### Document segment
Special To The Japan Times

New NHK President Katsuto Momii made headlines around the world with his claim that “comfort women” have been a common feature of conflicts involving “every country.” Using sex slaves in wartime, he said, was only wrong according to “today’s morality.” Causing great concern to press-freedom advocates, he also insisted that “when the government says ‘right,’ we cannot say ‘left.’ “

On his first day in the position, he asked all 10 members of the public broadcaster’s executive board to submit their signed, sealed but undated letters of resignation. This was revealed at a meeting of the Lower House’s Committee on Internal Affairs and Communications on Feb. 25. All the executives agreed.

The president of NHK has the authority to dismiss an executive who fails to fulfill his or her duty, but not without the agreement of the rest of the Board of Governors. A lawmaker who attended the Diet meeting suggested that Momii intends to dismiss executives who have different opinions to his own. Momii retorted: “I don’t think executives feel intimidated by my holding on to their resignation letters. It’s common practice.”

Do workers at ordinary companies really hand over resignation letters to their presidents in advance, potentially giving management the freedom to fire them at will?

Article 16 of the Labor Contract Law stipulates the following: “A dismissal shall, if it lacks objectively reasonable grounds and is not considered to be appropriate in general societal terms, be treated as an abuse of the right to dismiss and be invalid.” This is the famous “principle of abuse of the right to dismiss” (kaikoken ranyō hōri) that has come up many times in this column. Dismissal of employees is invalid without rational and reasonable grounds even if a company president collects letters of resignation in advance, just as it is in cases when a boss puts pressure on workers to resign. In fact, such a pre-signed resignation letter is likely to be deemed invalid regardless of other factors.

### Material provided
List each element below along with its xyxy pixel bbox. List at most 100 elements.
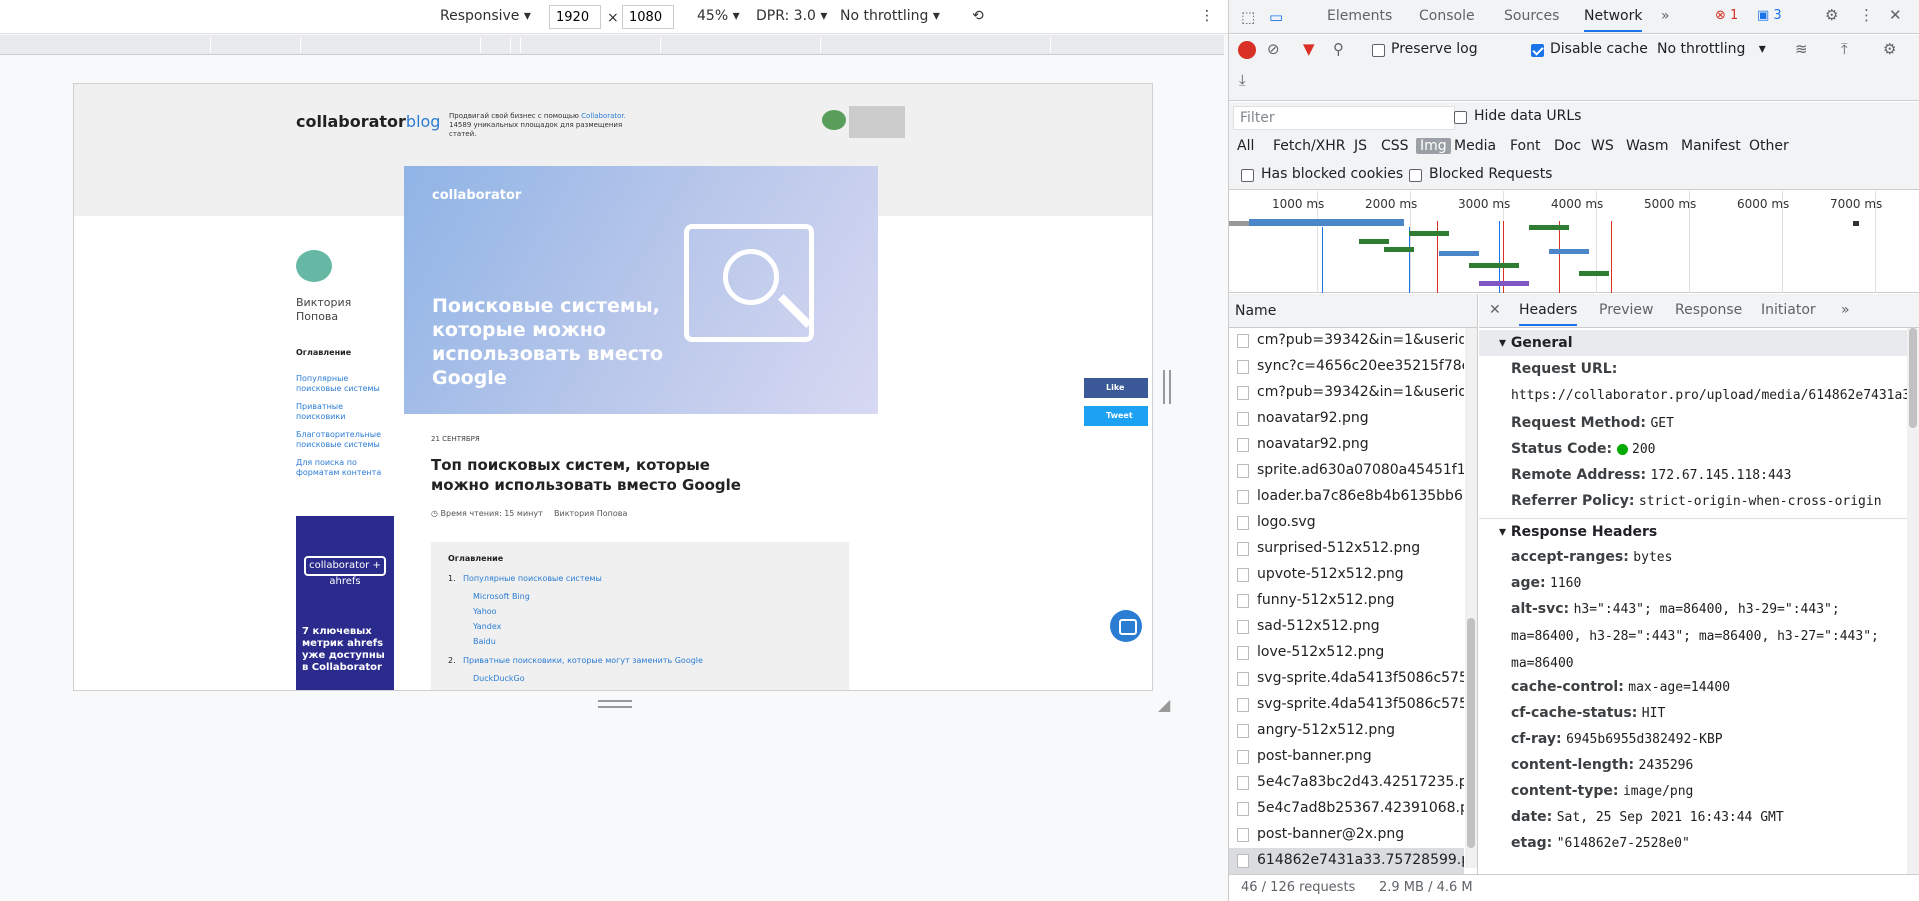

### Problems to work on
- a) Please turn the paragraph of the NHK article that begins "On his first day in the position" into a short bulleted list that keeps its main facts.
- b) Write out the stretch of the NHK article from "Do workers at" through "them at will?" word for word.

### Response list
- a)
- On his first day as NHK president, Momii asked all 10 executive board members to hand in signed, sealed, undated resignation letters.
- This came to light at a Lower House Committee on Internal Affairs and Communications meeting on Feb. 25.
- All the executives agreed.

- b)
Do workers at ordinary companies really hand over resignation letters to their presidents in advance, potentially giving management the freedom to fire them at will?